_PAGE_.

In embodiments, the data sensors comprise an active material
connected to (e.g., mounted within or mounted on the surface of) an
enclosure, the active material being liable to respond to a
wellbore parameter, and the active material being operably
connected to (e.g., in physical contact with, surrounding, or
coating) a capacitive MEMS element. In various embodiments, the
MEMS sensors sense one or more parameters within the wellbore. In
an embodiment, the parameter is temperature. Alternatively, the
parameter is pH. Alternatively, the parameter is moisture content.
Still alternatively, the parameter may be ion concentration (e.g.,
chloride, sodium, and/or potassium ions). The MEMS sensors may also
sense well cement characteristic data such as stress, strain, or
combinations thereof. In embodiments, the MEMS sensors of the
present disclosure may comprise active materials that respond to
two or more measurands. In such a way, two or more parameters may
be monitored.
Suitable active materials, such as dielectric materials, that
respond in a predictable and stable manner to changes in parameters
over a long period may be identified according to methods well
known in the art, for example see, e.g., Ong, Zeng and Grimes. "A
Wireless, Passive Carbon Nanotube-based Gas Sensor," IEEE Sensors
Journal, 2, 2, (2002) 82-88; Ong, Grimes, Robbins and Singl,
"Design and application of a wireless, passive, resonant-circuit
environmental monitoring sensor," Sensors and Actuators A, 93
(2001) 33-43, each of which is incorporated by reference herein in
its entirety. MEMS sensors suitable for the methods of the present
disclosure that respond to various wellbore parameters are
disclosed in U.S. Pat. No. 7,038,470 B1 that is incorporated herein
by reference in its entirety.
In embodiments, the MEMS sensors are coupled with radio frequency
identification devices (RFIDs) and can thus detect and transmit
parameters and/or well cement characteristic data for monitoring
the cement during its service life. RFIDs combine a microchip with
an antenna (the RFID chip and the antenna are collectively referred
to as the "transponder" or the "tag"). The antenna provides the
RFID chip with power when exposed to a narrow band, high frequency
electromagnetic field from a transceiver. A dipole antenna or a
coil, depending on the operating frequency, connected to the RFID
chip, powers the transponder when current is induced in the antenna
by an RF signal from the transceiver's antenna. Such a device can
return a unique identification "ID" number by modulating and
re-radiating the radio frequency (RF) wave. Passive RF tags are
gaining widespread use due to their low cost, indefinite life,
simplicity, efficiency, ability to identify parts at a distance
without contact (tether-free information transmission ability).

_EXCERPTED RECORDS_.
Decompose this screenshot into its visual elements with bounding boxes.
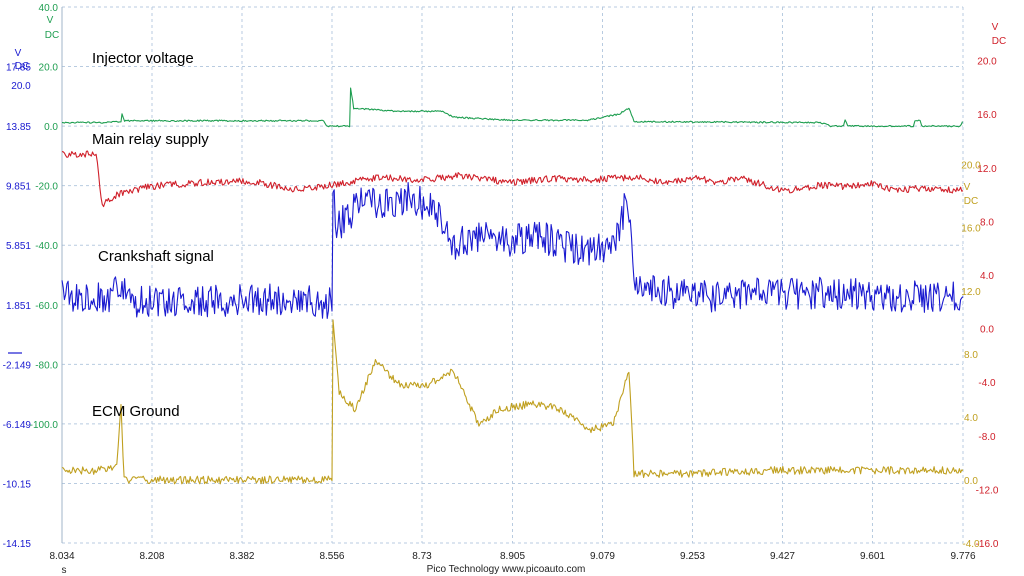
green-axis-tick-label: -40.0 — [35, 241, 58, 252]
green-axis-unit-dc: DC — [45, 30, 59, 41]
red-axis-unit-dc: DC — [992, 36, 1006, 47]
green-axis-tick-label: 0.0 — [44, 122, 58, 133]
x-axis-tick-label: 9.601 — [860, 551, 885, 562]
grid — [61, 6, 964, 544]
trace-label-injector-voltage: Injector voltage — [92, 50, 194, 67]
blue-axis-tick-label: 1.851 — [6, 301, 31, 312]
blue-axis-tick-label: 13.85 — [6, 122, 31, 133]
red-axis-tick-label: 12.0 — [977, 164, 997, 175]
red-axis-unit-v: V — [992, 22, 999, 33]
gold-axis-tick-label: -4.0 — [962, 539, 980, 550]
trace-labels: Injector voltage Main relay supply Cranksh… — [92, 50, 214, 420]
trace-label-main-relay-supply: Main relay supply — [92, 131, 209, 148]
blue-axis-tick-label: 17.85 — [6, 63, 31, 74]
x-axis-tick-label: 8.208 — [139, 551, 164, 562]
green-axis-tick-label: 20.0 — [39, 63, 59, 74]
series-line-main-relay-supply — [61, 150, 964, 208]
x-axis-tick-label: 9.079 — [590, 551, 615, 562]
gold-y-axis: 20.0 16.0 12.0 8.0 4.0 0.0 -4.0 V DC — [961, 161, 981, 550]
blue-axis-tick-label: 9.851 — [6, 182, 31, 193]
red-axis-tick-label: 0.0 — [980, 325, 994, 336]
red-axis-tick-label: 4.0 — [980, 271, 994, 282]
trace-label-crankshaft-signal: Crankshaft signal — [98, 248, 214, 265]
x-axis-tick-label: 8.382 — [229, 551, 254, 562]
green-axis-tick-label: -80.0 — [35, 360, 58, 371]
red-axis-tick-label: -12.0 — [976, 485, 999, 496]
x-axis-tick-label: 9.776 — [950, 551, 975, 562]
blue-y-axis: 17.85 13.85 9.851 5.851 1.851 -2.149 -6.149 -10… — [3, 48, 32, 550]
blue-axis-tick-label: 20.0 — [11, 81, 31, 92]
blue-axis-unit-dc: DC — [15, 61, 29, 72]
traces — [61, 87, 964, 485]
red-axis-tick-label: 8.0 — [980, 217, 994, 228]
x-axis: 8.034 8.208 8.382 8.556 8.73 8.905 9.079 9.253 9… — [49, 551, 975, 562]
series-line-ecm-ground — [61, 319, 964, 485]
x-axis-tick-label: 8.556 — [319, 551, 344, 562]
series-line-injector-voltage — [62, 87, 964, 128]
gold-axis-tick-label: 4.0 — [964, 413, 978, 424]
blue-axis-tick-label: -14.15 — [3, 539, 32, 550]
gold-axis-tick-label: 16.0 — [961, 224, 981, 235]
red-axis-tick-label: 20.0 — [977, 57, 997, 68]
x-axis-tick-label: 8.73 — [412, 551, 432, 562]
x-axis-unit: s — [62, 565, 67, 576]
blue-axis-unit-v: V — [15, 48, 22, 59]
x-axis-tick-label: 9.253 — [680, 551, 705, 562]
green-axis-tick-label: 40.0 — [39, 3, 59, 14]
gold-axis-tick-label: 0.0 — [964, 476, 978, 487]
gold-axis-unit-dc: DC — [964, 196, 978, 207]
blue-axis-tick-label: -2.149 — [3, 360, 32, 371]
x-axis-tick-label: 8.905 — [500, 551, 525, 562]
green-axis-tick-label: -60.0 — [35, 301, 58, 312]
red-y-axis: 20.0 16.0 12.0 8.0 4.0 0.0 -4.0 -8.0 -12.0 -16.0 V… — [976, 22, 1007, 550]
trace-label-ecm-ground: ECM Ground — [92, 403, 180, 420]
gold-axis-tick-label: 20.0 — [961, 161, 981, 172]
blue-axis-tick-label: -6.149 — [3, 420, 32, 431]
red-axis-tick-label: -4.0 — [978, 378, 996, 389]
blue-axis-tick-label: -10.15 — [3, 479, 32, 490]
x-axis-tick-label: 8.034 — [49, 551, 74, 562]
gold-axis-tick-label: 8.0 — [964, 350, 978, 361]
gold-axis-unit-v: V — [964, 182, 971, 193]
footer-credit: Pico Technology www.picoauto.com — [427, 564, 586, 575]
green-axis-tick-label: -20.0 — [35, 182, 58, 193]
series-line-crankshaft-signal — [61, 182, 964, 319]
red-axis-tick-label: -8.0 — [978, 432, 996, 443]
green-axis-tick-label: -100.0 — [30, 420, 59, 431]
red-axis-tick-label: -16.0 — [976, 539, 999, 550]
red-axis-tick-label: 16.0 — [977, 110, 997, 121]
gold-axis-tick-label: 12.0 — [961, 287, 981, 298]
blue-axis-tick-label: 5.851 — [6, 241, 31, 252]
green-y-axis: 40.0 20.0 0.0 -20.0 -40.0 -60.0 -80.0 -100.0 V DC — [30, 3, 60, 431]
x-axis-tick-label: 9.427 — [770, 551, 795, 562]
green-axis-unit-v: V — [47, 15, 54, 26]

_WRITTEN EXERCISE 1_. In the wellbore sensor passage, what do RFIDs combine?
_WRITTEN EXERCISE 2_. Update the rows from the one containing "green-axis-tick-label: -40.0 —" through the one containing "grid — [61, 6, 964, 544]" by changing "green" to "teal" and leaving everything else as it is. Give only those rows.
The text and the rows have no connection to each other.

_CORRECT ANSWER 1_. RFIDs combine a microchip with an antenna.

_CORRECT ANSWER 2_.
teal-axis-tick-label: -40.0 — [35, 241, 58, 252]
teal-axis-unit-dc: DC — [45, 30, 59, 41]
red-axis-unit-dc: DC — [992, 36, 1006, 47]
teal-axis-tick-label: 0.0 — [44, 122, 58, 133]
x-axis-tick-label: 9.601 — [860, 551, 885, 562]
grid — [61, 6, 964, 544]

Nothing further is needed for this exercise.